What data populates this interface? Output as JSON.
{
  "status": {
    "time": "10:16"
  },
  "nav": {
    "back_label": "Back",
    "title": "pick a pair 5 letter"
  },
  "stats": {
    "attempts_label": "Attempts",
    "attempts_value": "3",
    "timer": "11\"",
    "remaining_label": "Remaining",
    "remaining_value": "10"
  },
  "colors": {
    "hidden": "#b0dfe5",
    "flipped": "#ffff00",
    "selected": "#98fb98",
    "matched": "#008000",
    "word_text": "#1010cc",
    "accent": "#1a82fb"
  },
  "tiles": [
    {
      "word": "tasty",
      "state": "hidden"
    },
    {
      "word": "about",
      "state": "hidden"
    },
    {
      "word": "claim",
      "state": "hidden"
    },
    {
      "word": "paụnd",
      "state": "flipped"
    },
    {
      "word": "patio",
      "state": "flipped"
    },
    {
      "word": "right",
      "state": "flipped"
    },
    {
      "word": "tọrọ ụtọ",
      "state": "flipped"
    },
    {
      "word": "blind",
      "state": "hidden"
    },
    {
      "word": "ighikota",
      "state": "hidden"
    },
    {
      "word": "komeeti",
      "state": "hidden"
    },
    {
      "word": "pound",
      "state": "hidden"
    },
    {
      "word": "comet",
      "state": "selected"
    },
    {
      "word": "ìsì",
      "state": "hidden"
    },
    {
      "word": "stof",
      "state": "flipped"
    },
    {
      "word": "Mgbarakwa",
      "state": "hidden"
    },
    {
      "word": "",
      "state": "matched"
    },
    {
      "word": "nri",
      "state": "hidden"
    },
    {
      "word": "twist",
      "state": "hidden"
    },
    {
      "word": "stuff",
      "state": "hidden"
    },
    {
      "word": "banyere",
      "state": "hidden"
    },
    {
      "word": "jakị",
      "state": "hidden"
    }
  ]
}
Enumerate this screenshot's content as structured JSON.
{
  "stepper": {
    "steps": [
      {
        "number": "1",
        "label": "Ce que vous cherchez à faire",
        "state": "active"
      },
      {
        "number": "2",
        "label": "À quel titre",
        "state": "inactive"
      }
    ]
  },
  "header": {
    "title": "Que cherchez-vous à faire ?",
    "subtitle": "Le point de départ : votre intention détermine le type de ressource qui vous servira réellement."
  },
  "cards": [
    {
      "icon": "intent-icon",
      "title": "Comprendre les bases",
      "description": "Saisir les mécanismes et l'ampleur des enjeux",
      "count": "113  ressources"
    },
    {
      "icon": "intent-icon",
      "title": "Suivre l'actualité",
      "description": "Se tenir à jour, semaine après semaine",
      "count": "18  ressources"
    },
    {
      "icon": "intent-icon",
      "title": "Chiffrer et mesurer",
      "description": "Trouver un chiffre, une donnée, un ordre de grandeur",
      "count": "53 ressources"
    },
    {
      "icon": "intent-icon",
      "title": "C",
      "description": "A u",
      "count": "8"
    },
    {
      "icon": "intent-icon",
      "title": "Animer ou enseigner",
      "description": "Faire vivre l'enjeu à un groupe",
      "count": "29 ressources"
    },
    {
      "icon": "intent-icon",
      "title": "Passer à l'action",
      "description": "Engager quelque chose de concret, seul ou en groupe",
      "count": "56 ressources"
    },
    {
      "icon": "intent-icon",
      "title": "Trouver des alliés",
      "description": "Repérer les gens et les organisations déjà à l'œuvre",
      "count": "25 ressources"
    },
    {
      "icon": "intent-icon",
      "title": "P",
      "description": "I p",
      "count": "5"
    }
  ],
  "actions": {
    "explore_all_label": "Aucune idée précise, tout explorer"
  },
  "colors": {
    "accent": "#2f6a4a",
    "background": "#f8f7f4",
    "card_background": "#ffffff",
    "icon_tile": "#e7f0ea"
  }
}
◆ ◆ ◆ ◆ ◆
Exercise task: Among the entries, how many lines contain the string "description"? Give the number without anything else.

Final result: 8